DIRECTION: Below are records; state how many of their lines hold the word "кабинет", and give only the figure.

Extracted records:
-- Begin --
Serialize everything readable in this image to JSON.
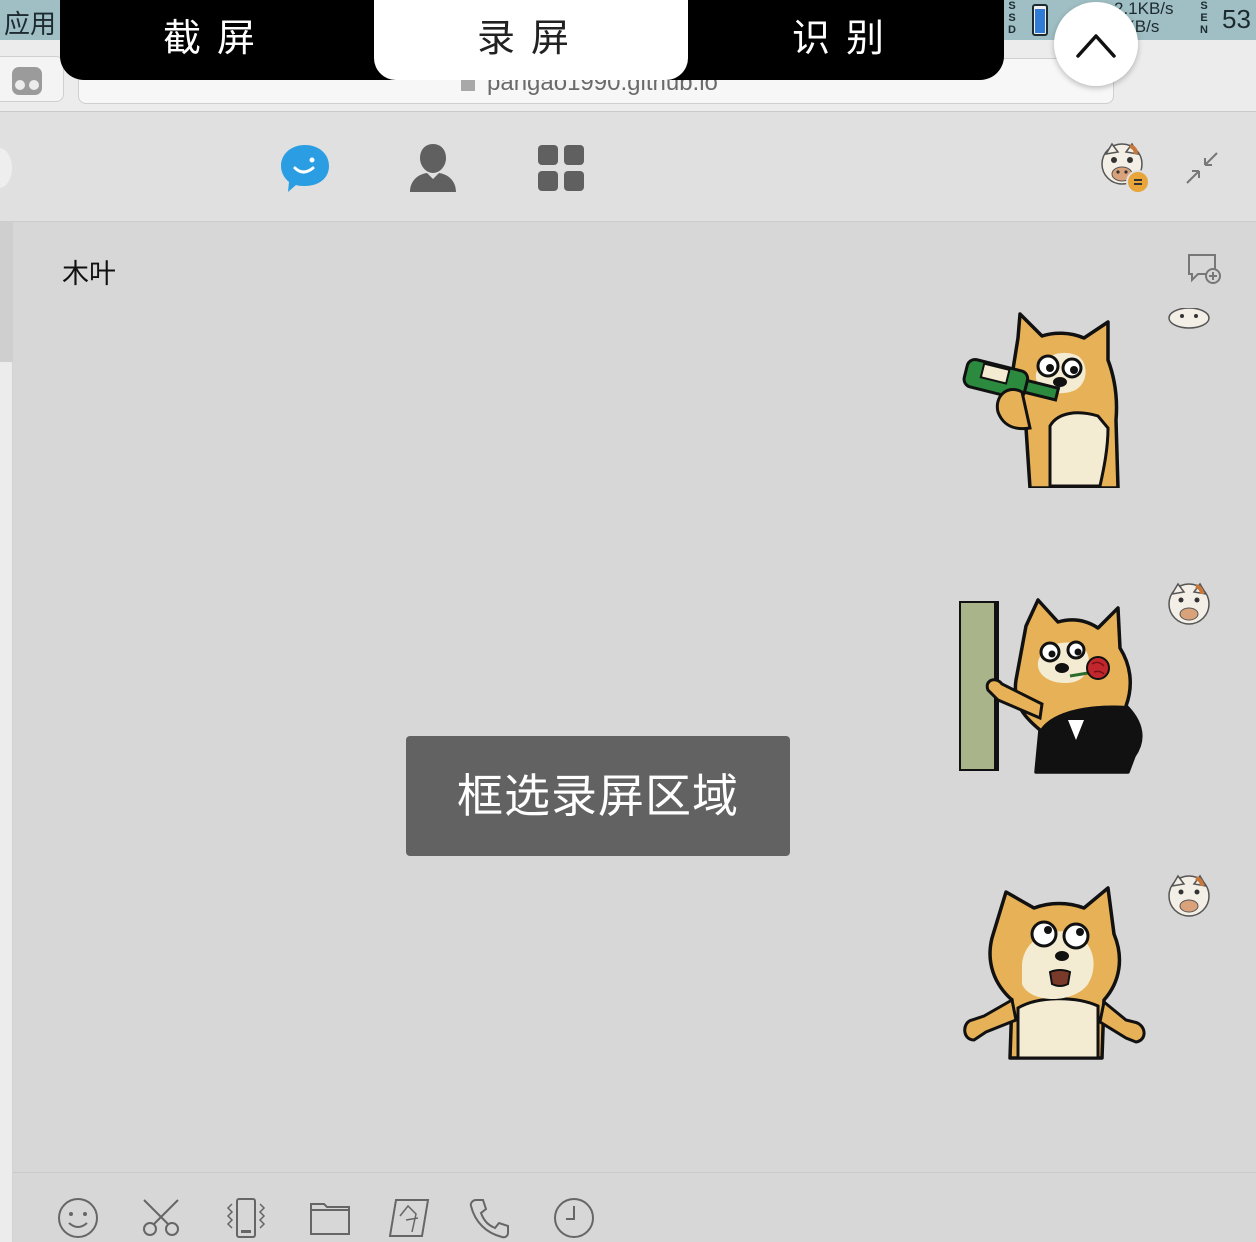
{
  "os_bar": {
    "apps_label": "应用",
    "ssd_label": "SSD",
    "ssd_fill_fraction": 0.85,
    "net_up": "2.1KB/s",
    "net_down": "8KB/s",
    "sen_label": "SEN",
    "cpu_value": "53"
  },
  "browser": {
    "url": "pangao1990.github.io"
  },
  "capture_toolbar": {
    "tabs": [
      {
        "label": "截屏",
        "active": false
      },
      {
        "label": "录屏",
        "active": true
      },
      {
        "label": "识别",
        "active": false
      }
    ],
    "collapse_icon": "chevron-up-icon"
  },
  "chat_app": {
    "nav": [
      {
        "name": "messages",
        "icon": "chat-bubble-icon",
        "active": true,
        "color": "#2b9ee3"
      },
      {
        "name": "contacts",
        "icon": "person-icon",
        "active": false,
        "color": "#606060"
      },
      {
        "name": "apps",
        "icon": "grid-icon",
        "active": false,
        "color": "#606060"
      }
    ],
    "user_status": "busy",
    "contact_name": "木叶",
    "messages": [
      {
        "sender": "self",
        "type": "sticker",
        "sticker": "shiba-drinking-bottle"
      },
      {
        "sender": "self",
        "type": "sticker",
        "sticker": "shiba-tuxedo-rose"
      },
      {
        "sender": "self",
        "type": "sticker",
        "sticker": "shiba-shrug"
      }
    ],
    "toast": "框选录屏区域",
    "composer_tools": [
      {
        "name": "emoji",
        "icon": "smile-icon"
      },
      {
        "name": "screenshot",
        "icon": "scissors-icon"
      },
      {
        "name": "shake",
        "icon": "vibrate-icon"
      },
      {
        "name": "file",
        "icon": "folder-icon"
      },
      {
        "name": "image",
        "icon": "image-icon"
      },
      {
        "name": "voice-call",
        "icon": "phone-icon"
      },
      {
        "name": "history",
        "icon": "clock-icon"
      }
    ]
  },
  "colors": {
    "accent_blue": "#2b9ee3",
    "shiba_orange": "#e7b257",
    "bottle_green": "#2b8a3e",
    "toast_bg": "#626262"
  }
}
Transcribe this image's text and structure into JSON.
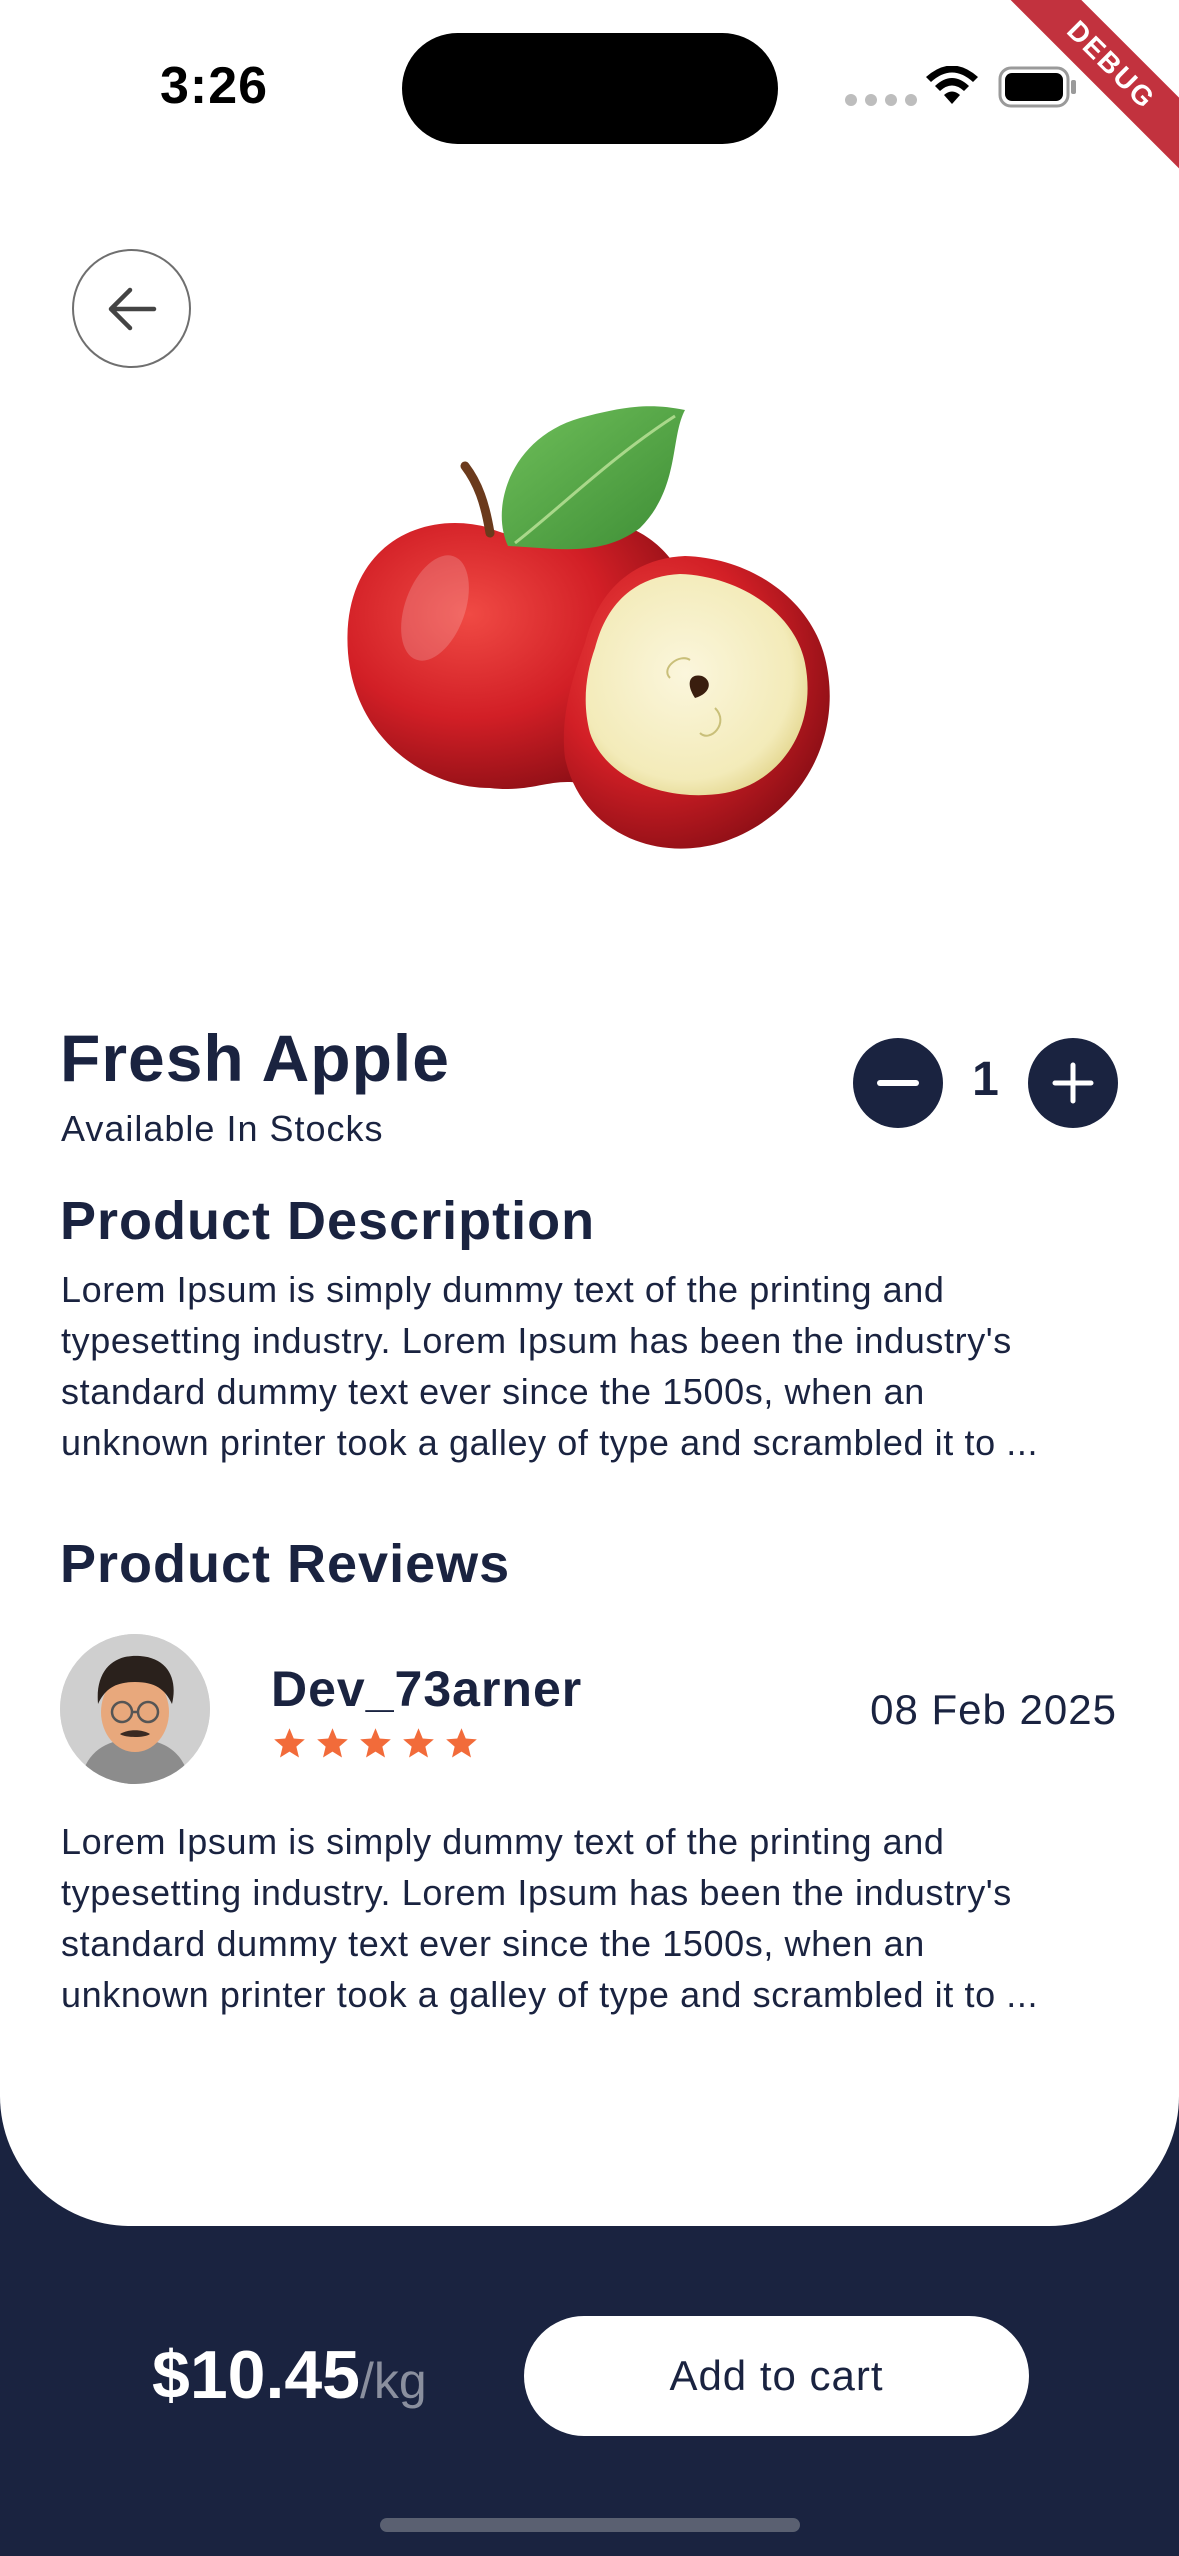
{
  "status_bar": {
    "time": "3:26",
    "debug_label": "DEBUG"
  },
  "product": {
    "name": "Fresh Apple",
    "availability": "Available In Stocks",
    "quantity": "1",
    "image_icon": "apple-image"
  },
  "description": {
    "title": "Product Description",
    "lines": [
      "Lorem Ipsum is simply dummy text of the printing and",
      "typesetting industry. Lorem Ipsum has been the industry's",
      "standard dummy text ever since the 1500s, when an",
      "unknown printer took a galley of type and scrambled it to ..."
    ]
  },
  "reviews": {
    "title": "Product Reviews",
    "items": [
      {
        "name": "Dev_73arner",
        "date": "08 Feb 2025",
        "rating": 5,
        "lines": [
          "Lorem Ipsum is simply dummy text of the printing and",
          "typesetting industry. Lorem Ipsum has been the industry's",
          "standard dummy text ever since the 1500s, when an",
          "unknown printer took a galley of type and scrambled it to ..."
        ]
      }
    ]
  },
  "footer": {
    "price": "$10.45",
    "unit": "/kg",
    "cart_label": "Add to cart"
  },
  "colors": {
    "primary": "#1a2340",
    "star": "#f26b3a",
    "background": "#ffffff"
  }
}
-- End --
-- Begin --
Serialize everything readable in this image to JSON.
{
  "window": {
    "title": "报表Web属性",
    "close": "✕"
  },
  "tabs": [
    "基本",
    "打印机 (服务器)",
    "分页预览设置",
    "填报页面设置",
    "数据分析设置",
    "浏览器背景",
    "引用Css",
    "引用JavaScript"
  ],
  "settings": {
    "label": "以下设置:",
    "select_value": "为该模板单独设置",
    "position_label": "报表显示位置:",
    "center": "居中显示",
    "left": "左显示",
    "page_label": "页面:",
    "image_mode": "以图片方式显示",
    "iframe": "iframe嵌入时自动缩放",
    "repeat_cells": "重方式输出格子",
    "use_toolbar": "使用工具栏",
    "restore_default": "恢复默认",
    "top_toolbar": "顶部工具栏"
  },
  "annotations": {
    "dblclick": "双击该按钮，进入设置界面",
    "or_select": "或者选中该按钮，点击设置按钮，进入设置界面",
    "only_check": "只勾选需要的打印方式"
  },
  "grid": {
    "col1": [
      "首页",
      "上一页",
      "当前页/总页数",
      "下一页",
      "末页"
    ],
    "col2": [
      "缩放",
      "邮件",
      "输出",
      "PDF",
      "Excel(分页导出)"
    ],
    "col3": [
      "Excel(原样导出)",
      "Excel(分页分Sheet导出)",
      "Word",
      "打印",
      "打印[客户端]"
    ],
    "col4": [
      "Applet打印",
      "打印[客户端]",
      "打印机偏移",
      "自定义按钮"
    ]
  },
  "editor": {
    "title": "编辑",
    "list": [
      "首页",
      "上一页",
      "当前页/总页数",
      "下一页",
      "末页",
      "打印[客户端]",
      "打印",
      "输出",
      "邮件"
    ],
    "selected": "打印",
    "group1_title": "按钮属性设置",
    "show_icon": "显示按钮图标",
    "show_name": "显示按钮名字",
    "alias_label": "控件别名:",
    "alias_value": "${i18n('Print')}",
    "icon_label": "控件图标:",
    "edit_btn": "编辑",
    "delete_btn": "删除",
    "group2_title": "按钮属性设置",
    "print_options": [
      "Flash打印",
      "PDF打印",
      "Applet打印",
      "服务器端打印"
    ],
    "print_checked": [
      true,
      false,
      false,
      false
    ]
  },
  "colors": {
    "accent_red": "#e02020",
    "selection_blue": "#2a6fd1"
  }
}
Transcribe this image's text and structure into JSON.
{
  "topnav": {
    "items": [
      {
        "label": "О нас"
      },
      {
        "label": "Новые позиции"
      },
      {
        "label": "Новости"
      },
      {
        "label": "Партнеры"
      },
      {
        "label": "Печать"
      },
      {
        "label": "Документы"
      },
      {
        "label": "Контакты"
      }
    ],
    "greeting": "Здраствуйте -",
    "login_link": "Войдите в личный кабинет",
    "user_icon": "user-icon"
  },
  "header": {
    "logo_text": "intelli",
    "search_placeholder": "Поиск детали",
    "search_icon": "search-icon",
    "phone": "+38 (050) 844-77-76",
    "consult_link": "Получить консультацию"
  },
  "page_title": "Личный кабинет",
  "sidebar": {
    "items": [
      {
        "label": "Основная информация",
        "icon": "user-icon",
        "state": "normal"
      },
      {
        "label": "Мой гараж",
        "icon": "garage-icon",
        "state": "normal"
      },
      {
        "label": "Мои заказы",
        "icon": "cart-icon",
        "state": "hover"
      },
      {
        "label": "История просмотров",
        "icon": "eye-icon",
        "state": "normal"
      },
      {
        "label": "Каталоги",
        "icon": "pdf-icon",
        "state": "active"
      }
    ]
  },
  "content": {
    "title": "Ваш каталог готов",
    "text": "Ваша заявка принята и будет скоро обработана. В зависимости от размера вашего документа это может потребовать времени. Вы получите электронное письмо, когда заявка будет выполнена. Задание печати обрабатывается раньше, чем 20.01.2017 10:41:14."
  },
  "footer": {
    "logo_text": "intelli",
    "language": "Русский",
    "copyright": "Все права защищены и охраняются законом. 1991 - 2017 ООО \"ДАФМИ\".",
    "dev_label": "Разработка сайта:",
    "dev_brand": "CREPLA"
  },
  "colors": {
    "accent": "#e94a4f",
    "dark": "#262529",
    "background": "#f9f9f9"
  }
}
-- End --
TASK ANSWER: 2